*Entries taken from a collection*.
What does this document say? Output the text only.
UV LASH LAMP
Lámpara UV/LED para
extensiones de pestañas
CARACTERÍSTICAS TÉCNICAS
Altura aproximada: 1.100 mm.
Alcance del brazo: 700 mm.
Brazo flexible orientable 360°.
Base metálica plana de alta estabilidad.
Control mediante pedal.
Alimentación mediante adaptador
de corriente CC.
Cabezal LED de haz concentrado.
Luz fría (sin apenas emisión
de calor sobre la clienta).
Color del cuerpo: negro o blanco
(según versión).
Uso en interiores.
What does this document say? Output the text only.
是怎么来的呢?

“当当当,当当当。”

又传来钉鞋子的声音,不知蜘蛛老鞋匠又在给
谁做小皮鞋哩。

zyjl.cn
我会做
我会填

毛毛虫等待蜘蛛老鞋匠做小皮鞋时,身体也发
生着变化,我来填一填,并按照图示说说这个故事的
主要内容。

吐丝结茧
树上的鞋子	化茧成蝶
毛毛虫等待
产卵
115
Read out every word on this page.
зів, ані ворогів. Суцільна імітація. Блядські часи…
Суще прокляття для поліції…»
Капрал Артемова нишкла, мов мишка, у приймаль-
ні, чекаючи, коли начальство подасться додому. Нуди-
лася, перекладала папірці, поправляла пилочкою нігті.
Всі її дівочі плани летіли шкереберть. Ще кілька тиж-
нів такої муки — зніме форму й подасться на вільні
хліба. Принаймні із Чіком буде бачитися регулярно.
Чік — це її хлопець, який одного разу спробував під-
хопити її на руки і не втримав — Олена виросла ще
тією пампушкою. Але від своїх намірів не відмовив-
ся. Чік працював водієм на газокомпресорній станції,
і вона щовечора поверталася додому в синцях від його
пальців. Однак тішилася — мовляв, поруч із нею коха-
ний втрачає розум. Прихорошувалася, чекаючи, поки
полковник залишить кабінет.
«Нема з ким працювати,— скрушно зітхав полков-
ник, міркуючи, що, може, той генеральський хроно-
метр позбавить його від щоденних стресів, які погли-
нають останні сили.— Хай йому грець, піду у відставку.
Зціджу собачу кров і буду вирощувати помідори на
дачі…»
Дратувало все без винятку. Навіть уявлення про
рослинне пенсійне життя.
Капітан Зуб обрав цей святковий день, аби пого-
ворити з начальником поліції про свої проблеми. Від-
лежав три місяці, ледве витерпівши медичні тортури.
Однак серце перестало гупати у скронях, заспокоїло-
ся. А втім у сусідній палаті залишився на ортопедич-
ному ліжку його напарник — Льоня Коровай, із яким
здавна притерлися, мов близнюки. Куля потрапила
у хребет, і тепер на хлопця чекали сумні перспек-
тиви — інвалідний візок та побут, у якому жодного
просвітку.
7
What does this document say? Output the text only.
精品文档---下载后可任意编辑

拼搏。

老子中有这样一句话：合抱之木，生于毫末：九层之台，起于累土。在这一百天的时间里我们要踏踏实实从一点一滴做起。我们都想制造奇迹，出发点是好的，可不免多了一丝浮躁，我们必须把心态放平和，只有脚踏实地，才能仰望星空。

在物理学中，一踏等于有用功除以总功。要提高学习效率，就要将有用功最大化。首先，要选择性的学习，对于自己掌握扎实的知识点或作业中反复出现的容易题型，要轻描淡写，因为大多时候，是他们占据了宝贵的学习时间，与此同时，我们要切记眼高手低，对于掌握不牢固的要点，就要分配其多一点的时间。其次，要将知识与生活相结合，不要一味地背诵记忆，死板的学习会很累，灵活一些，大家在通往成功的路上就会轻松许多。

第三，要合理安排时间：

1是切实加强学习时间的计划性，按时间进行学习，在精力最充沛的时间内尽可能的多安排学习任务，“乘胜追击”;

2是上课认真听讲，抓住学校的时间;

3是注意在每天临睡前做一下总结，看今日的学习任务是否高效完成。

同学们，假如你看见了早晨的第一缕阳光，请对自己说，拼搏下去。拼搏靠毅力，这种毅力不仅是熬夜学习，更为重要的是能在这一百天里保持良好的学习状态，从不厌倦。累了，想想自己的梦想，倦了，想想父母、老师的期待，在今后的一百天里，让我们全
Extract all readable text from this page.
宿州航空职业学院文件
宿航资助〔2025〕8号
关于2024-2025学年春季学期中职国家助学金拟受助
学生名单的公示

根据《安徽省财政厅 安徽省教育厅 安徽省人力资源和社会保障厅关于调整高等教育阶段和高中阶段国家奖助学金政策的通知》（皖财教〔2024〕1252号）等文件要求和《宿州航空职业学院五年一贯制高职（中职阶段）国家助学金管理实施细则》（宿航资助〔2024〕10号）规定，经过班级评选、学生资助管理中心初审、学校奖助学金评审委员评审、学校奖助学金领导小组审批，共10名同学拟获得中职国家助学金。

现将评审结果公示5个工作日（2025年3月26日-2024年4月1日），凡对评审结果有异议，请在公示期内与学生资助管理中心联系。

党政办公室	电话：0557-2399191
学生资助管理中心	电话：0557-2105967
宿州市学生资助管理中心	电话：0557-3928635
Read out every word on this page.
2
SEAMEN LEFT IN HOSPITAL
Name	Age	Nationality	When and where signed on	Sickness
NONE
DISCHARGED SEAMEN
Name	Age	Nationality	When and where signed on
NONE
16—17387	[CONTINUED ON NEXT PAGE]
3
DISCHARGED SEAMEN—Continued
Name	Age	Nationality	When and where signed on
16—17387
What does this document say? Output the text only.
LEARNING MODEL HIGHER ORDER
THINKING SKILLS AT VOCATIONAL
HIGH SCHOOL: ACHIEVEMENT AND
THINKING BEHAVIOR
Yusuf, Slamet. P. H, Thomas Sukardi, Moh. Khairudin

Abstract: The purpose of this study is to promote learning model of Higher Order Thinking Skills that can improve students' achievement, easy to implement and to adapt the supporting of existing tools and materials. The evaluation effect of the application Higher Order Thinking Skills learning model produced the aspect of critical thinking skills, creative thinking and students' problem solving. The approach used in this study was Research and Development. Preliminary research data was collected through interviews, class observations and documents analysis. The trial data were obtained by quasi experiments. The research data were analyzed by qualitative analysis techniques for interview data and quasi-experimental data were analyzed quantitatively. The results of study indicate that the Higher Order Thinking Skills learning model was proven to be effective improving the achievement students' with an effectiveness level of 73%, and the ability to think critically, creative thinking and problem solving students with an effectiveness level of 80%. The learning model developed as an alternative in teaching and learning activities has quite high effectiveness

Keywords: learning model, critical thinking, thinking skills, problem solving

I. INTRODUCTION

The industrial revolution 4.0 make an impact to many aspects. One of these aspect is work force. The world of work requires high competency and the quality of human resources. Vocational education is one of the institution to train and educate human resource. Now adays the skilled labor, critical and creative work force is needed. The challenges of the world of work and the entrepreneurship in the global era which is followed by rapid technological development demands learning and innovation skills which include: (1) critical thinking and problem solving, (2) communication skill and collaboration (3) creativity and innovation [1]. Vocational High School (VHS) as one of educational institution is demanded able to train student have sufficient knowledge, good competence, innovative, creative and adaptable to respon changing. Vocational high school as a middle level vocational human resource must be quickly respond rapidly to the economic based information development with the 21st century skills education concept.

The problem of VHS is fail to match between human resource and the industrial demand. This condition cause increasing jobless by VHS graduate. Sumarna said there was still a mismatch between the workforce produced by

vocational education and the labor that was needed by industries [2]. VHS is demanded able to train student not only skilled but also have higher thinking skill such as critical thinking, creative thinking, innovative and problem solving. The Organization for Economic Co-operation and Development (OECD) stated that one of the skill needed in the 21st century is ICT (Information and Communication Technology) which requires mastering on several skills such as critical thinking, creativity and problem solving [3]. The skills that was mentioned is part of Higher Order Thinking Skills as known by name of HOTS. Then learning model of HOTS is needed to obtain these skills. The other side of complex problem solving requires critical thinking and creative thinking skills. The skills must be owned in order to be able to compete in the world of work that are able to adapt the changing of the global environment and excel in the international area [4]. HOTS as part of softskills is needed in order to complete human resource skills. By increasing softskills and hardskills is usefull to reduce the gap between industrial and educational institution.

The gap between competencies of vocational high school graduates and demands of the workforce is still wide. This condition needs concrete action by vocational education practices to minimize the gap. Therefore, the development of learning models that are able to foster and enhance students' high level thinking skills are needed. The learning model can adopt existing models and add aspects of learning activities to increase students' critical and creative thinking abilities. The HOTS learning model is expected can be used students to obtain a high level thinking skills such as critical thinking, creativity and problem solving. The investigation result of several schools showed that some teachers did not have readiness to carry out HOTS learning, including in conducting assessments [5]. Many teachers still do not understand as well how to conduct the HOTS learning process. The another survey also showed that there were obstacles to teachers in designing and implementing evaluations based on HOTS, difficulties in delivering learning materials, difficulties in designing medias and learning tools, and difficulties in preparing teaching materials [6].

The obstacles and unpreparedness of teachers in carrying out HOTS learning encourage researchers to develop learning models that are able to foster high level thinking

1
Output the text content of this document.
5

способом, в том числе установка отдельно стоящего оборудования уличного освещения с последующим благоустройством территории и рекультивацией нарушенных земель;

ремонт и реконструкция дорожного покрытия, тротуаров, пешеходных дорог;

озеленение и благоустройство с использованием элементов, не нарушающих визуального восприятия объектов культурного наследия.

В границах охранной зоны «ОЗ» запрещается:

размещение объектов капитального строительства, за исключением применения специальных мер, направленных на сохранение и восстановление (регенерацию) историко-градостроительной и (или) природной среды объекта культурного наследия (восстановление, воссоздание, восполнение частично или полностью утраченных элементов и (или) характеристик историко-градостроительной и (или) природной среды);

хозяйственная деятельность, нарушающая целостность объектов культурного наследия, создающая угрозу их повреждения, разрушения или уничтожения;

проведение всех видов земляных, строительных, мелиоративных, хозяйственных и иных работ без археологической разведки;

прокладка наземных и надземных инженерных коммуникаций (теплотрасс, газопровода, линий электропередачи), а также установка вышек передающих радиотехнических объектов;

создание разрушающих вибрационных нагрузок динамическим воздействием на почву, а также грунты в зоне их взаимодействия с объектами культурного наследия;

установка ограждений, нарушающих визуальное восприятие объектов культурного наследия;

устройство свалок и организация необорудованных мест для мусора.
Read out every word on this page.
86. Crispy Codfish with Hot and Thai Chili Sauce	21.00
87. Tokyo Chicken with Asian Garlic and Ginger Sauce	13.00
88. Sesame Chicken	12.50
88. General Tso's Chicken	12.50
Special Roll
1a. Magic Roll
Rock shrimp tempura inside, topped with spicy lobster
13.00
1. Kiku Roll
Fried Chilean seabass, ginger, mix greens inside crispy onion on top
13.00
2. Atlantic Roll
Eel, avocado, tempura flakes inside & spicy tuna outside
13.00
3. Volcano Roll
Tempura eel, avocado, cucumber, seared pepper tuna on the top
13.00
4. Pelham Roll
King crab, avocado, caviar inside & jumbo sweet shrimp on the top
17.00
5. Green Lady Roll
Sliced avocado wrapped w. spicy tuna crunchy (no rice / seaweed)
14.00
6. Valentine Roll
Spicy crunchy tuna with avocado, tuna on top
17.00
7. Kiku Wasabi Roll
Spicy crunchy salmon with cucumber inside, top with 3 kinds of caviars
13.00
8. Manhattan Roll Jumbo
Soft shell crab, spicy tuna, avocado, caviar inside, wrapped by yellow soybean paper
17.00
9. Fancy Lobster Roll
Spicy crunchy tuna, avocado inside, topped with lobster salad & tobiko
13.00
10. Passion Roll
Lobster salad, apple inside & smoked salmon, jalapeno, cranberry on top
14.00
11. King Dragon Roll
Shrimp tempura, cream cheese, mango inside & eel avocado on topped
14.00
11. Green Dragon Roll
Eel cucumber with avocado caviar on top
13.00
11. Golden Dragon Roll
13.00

*What you will do*.
Give every line of the material that includes the string "obstacles".

*Final result*.
The gap between competencies of vocational high school graduates and demands of the workforce is still wide. This condition needs concrete action by vocational education practices to minimize the gap. Therefore, the development of learning models that are able to foster and enhance students' high level thinking skills are needed. The learning model can adopt existing models and add aspects of learning activities to increase students' critical and creative thinking abilities. The HOTS learning model is expected can be used students to obtain a high level thinking skills such as critical thinking, creativity and problem solving. The investigation result of several schools showed that some teachers did not have readiness to carry out HOTS learning, including in conducting assessments [5]. Many teachers still do not understand as well how to conduct the HOTS learning process. The another survey also showed that there were obstacles to teachers in designing and implementing evaluations based on HOTS, difficulties in delivering learning materials, difficulties in designing medias and learning tools, and difficulties in preparing teaching materials [6].
The obstacles and unpreparedness of teachers in carrying out HOTS learning encourage researchers to develop learning models that are able to foster high level thinking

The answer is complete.